▸ **GIVEN REQUEST**
Transcribe the lines below verbatim, skipping the images.

(Lines of data)
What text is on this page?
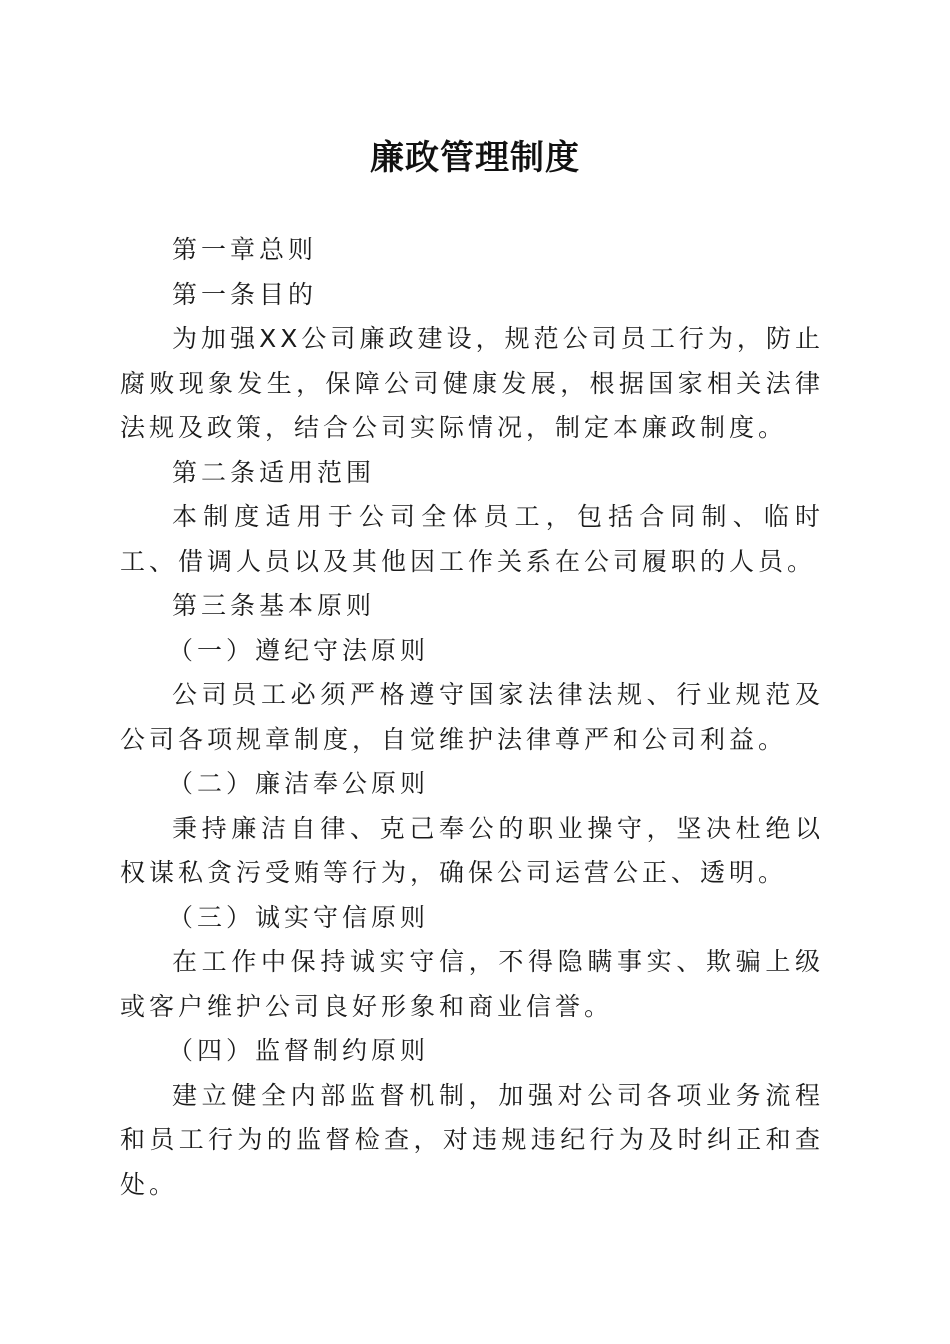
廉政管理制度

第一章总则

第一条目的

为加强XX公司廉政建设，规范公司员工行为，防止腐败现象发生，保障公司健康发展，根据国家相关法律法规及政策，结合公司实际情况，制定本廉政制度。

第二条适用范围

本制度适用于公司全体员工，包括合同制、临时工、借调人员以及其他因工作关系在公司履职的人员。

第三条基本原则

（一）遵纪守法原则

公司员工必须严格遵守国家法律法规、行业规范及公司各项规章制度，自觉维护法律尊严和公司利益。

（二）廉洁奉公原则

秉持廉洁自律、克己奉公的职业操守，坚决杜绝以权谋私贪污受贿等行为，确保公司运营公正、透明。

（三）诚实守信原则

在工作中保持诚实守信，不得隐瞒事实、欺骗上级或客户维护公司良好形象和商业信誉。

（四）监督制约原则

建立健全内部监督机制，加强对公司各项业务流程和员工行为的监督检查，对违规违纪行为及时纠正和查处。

▸ **OUTPUT OF THE TASK**
What text is on this page?
廉政管理制度

第一章总则

第一条目的

为加强XX公司廉政建设，规范公司员工行为，防止腐败现象发生，保障公司健康发展，根据国家相关法律法规及政策，结合公司实际情况，制定本廉政制度。

第二条适用范围

本制度适用于公司全体员工，包括合同制、临时工、借调人员以及其他因工作关系在公司履职的人员。

第三条基本原则

（一）遵纪守法原则

公司员工必须严格遵守国家法律法规、行业规范及公司各项规章制度，自觉维护法律尊严和公司利益。

（二）廉洁奉公原则

秉持廉洁自律、克己奉公的职业操守，坚决杜绝以权谋私贪污受贿等行为，确保公司运营公正、透明。

（三）诚实守信原则

在工作中保持诚实守信，不得隐瞒事实、欺骗上级或客户维护公司良好形象和商业信誉。

（四）监督制约原则

建立健全内部监督机制，加强对公司各项业务流程和员工行为的监督检查，对违规违纪行为及时纠正和查处。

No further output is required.